- **STATED TASK**
Copy all of the items below line for line, with no changes, and leave the pictures out of your answer.

Start of ROWS

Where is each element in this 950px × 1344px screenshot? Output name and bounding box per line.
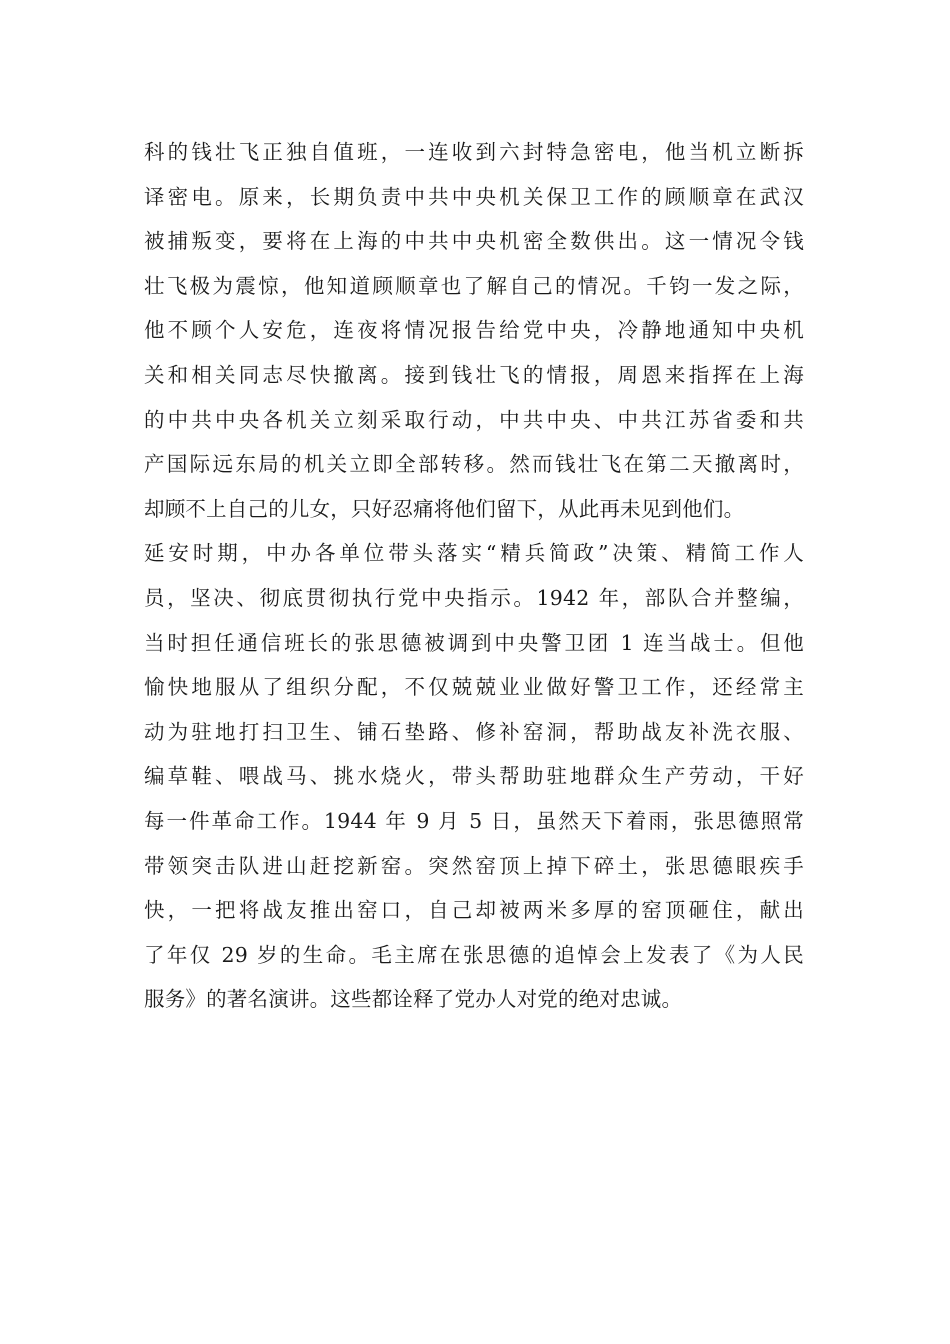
text-line: 关和相关同志尽快撤离。接到钱壮飞的情报，周恩来指挥在上海 (144, 362, 804, 387)
text-line: 的中共中央各机关立刻采取行动，中共中央、中共江苏省委和共 (144, 407, 804, 432)
text-line: 壮飞极为震惊，他知道顾顺章也了解自己的情况。千钧一发之际， (144, 273, 804, 298)
text-line: 编草鞋、喂战马、挑水烧火，带头帮助驻地群众生产劳动，干好 (144, 764, 804, 789)
text-line: 带领突击队进山赶挖新窑。突然窑顶上掉下碎土，张思德眼疾手 (144, 853, 804, 878)
text-line: 他不顾个人安危，连夜将情况报告给党中央，冷静地通知中央机 (144, 318, 804, 343)
body-text (144, 130, 804, 1022)
text-line: 延安时期，中办各单位带头落实“精兵简政”决策、精简工作人 (144, 541, 804, 566)
text-line: 快，一把将战友推出窑口，自己却被两米多厚的窑顶砸住，献出 (144, 898, 804, 923)
text-line: 每一件革命工作。1944 年 9 月 5 日，虽然天下着雨，张思德照常 (144, 808, 804, 833)
text-line: 服务》的著名演讲。这些都诠释了党办人对党的绝对忠诚。 (144, 987, 683, 1012)
text-line: 却顾不上自己的儿女，只好忍痛将他们留下，从此再未见到他们。 (144, 496, 745, 521)
text-line: 动为驻地打扫卫生、铺石垫路、修补窑洞，帮助战友补洗衣服、 (144, 719, 804, 744)
text-line: 被捕叛变，要将在上海的中共中央机密全数供出。这一情况令钱 (144, 229, 804, 254)
text-line: 了年仅 29 岁的生命。毛主席在张思德的追悼会上发表了《为人民 (144, 942, 804, 967)
text-line: 产国际远东局的机关立即全部转移。然而钱壮飞在第二天撤离时， (144, 452, 804, 477)
text-line: 当时担任通信班长的张思德被调到中央警卫团 1 连当战士。但他 (144, 630, 804, 655)
text-line: 员，坚决、彻底贯彻执行党中央指示。1942 年，部队合并整编， (144, 585, 804, 610)
text-line: 科的钱壮飞正独自值班，一连收到六封特急密电，他当机立断拆 (144, 140, 804, 164)
text-line: 译密电。原来，长期负责中共中央机关保卫工作的顾顺章在武汉 (144, 184, 804, 209)
text-line: 愉快地服从了组织分配，不仅兢兢业业做好警卫工作，还经常主 (144, 675, 804, 700)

End of ROWS

- **IN RESPONSE**
Where is each element in this 950px × 1344px screenshot? Output name and bounding box per line.
text-line: 关和相关同志尽快撤离。接到钱壮飞的情报，周恩来指挥在上海 (144, 362, 804, 387)
text-line: 的中共中央各机关立刻采取行动，中共中央、中共江苏省委和共 (144, 407, 804, 432)
text-line: 壮飞极为震惊，他知道顾顺章也了解自己的情况。千钧一发之际， (144, 273, 804, 298)
text-line: 编草鞋、喂战马、挑水烧火，带头帮助驻地群众生产劳动，干好 (144, 764, 804, 789)
text-line: 带领突击队进山赶挖新窑。突然窑顶上掉下碎土，张思德眼疾手 (144, 853, 804, 878)
text-line: 他不顾个人安危，连夜将情况报告给党中央，冷静地通知中央机 (144, 318, 804, 343)
body-text (144, 130, 804, 1022)
text-line: 延安时期，中办各单位带头落实“精兵简政”决策、精简工作人 (144, 541, 804, 566)
text-line: 快，一把将战友推出窑口，自己却被两米多厚的窑顶砸住，献出 (144, 898, 804, 923)
text-line: 每一件革命工作。1944 年 9 月 5 日，虽然天下着雨，张思德照常 (144, 808, 804, 833)
text-line: 服务》的著名演讲。这些都诠释了党办人对党的绝对忠诚。 (144, 987, 683, 1012)
text-line: 却顾不上自己的儿女，只好忍痛将他们留下，从此再未见到他们。 (144, 496, 745, 521)
text-line: 动为驻地打扫卫生、铺石垫路、修补窑洞，帮助战友补洗衣服、 (144, 719, 804, 744)
text-line: 被捕叛变，要将在上海的中共中央机密全数供出。这一情况令钱 (144, 229, 804, 254)
text-line: 了年仅 29 岁的生命。毛主席在张思德的追悼会上发表了《为人民 (144, 942, 804, 967)
text-line: 产国际远东局的机关立即全部转移。然而钱壮飞在第二天撤离时， (144, 452, 804, 477)
text-line: 当时担任通信班长的张思德被调到中央警卫团 1 连当战士。但他 (144, 630, 804, 655)
text-line: 员，坚决、彻底贯彻执行党中央指示。1942 年，部队合并整编， (144, 585, 804, 610)
text-line: 科的钱壮飞正独自值班，一连收到六封特急密电，他当机立断拆 (144, 140, 804, 164)
text-line: 译密电。原来，长期负责中共中央机关保卫工作的顾顺章在武汉 (144, 184, 804, 209)
text-line: 愉快地服从了组织分配，不仅兢兢业业做好警卫工作，还经常主 (144, 675, 804, 700)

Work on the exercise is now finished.